* **TO DO**
Repeat each record below exactly as given.

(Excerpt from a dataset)
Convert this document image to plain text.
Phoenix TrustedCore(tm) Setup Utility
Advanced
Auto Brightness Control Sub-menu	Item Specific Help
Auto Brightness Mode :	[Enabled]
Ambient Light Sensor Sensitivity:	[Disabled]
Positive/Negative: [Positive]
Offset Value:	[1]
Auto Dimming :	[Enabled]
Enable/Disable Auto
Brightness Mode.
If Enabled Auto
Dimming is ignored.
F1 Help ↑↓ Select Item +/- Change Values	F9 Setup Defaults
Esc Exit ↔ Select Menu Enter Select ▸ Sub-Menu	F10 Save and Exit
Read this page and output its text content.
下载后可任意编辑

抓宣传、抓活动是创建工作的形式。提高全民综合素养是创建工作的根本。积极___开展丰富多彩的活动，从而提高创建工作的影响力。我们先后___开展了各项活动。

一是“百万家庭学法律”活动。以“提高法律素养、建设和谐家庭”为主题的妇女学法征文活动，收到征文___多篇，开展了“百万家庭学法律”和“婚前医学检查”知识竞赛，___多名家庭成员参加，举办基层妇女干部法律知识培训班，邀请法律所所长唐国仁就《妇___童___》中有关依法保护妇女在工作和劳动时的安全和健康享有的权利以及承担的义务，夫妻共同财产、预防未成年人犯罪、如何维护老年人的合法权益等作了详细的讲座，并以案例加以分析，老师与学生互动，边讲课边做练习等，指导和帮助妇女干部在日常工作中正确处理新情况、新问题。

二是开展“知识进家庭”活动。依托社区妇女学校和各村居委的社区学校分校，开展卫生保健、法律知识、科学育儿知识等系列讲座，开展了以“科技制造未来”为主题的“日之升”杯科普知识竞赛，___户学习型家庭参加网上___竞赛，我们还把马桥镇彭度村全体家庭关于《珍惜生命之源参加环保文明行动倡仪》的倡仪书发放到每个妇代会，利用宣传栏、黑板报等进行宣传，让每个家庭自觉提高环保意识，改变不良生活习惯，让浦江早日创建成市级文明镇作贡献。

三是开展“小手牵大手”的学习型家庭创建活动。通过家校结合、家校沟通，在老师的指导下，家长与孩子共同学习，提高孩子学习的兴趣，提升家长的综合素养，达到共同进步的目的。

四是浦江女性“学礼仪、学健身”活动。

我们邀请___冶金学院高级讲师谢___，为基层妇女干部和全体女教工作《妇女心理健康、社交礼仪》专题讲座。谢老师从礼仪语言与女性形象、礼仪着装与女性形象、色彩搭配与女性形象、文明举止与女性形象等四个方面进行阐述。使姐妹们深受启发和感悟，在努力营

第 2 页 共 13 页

* **WRITTEN REPLY**
Convert this document image to plain text.
Phoenix TrustedCore(tm) Setup Utility
Advanced
Auto Brightness Control Sub-menu	Item Specific Help
Auto Brightness Mode :	[Enabled]
Ambient Light Sensor Sensitivity:	[Disabled]
Positive/Negative: [Positive]
Offset Value:	[1]
Auto Dimming :	[Enabled]
Enable/Disable Auto
Brightness Mode.
If Enabled Auto
Dimming is ignored.
F1 Help ↑↓ Select Item +/- Change Values	F9 Setup Defaults
Esc Exit ↔ Select Menu Enter Select ▸ Sub-Menu	F10 Save and Exit
Read this page and output its text content.
下载后可任意编辑

抓宣传、抓活动是创建工作的形式。提高全民综合素养是创建工作的根本。积极___开展丰富多彩的活动，从而提高创建工作的影响力。我们先后___开展了各项活动。

一是“百万家庭学法律”活动。以“提高法律素养、建设和谐家庭”为主题的妇女学法征文活动，收到征文___多篇，开展了“百万家庭学法律”和“婚前医学检查”知识竞赛，___多名家庭成员参加，举办基层妇女干部法律知识培训班，邀请法律所所长唐国仁就《妇___童___》中有关依法保护妇女在工作和劳动时的安全和健康享有的权利以及承担的义务，夫妻共同财产、预防未成年人犯罪、如何维护老年人的合法权益等作了详细的讲座，并以案例加以分析，老师与学生互动，边讲课边做练习等，指导和帮助妇女干部在日常工作中正确处理新情况、新问题。

二是开展“知识进家庭”活动。依托社区妇女学校和各村居委的社区学校分校，开展卫生保健、法律知识、科学育儿知识等系列讲座，开展了以“科技制造未来”为主题的“日之升”杯科普知识竞赛，___户学习型家庭参加网上___竞赛，我们还把马桥镇彭度村全体家庭关于《珍惜生命之源参加环保文明行动倡仪》的倡仪书发放到每个妇代会，利用宣传栏、黑板报等进行宣传，让每个家庭自觉提高环保意识，改变不良生活习惯，让浦江早日创建成市级文明镇作贡献。

三是开展“小手牵大手”的学习型家庭创建活动。通过家校结合、家校沟通，在老师的指导下，家长与孩子共同学习，提高孩子学习的兴趣，提升家长的综合素养，达到共同进步的目的。

四是浦江女性“学礼仪、学健身”活动。

我们邀请___冶金学院高级讲师谢___，为基层妇女干部和全体女教工作《妇女心理健康、社交礼仪》专题讲座。谢老师从礼仪语言与女性形象、礼仪着装与女性形象、色彩搭配与女性形象、文明举止与女性形象等四个方面进行阐述。使姐妹们深受启发和感悟，在努力营

第 2 页 共 13 页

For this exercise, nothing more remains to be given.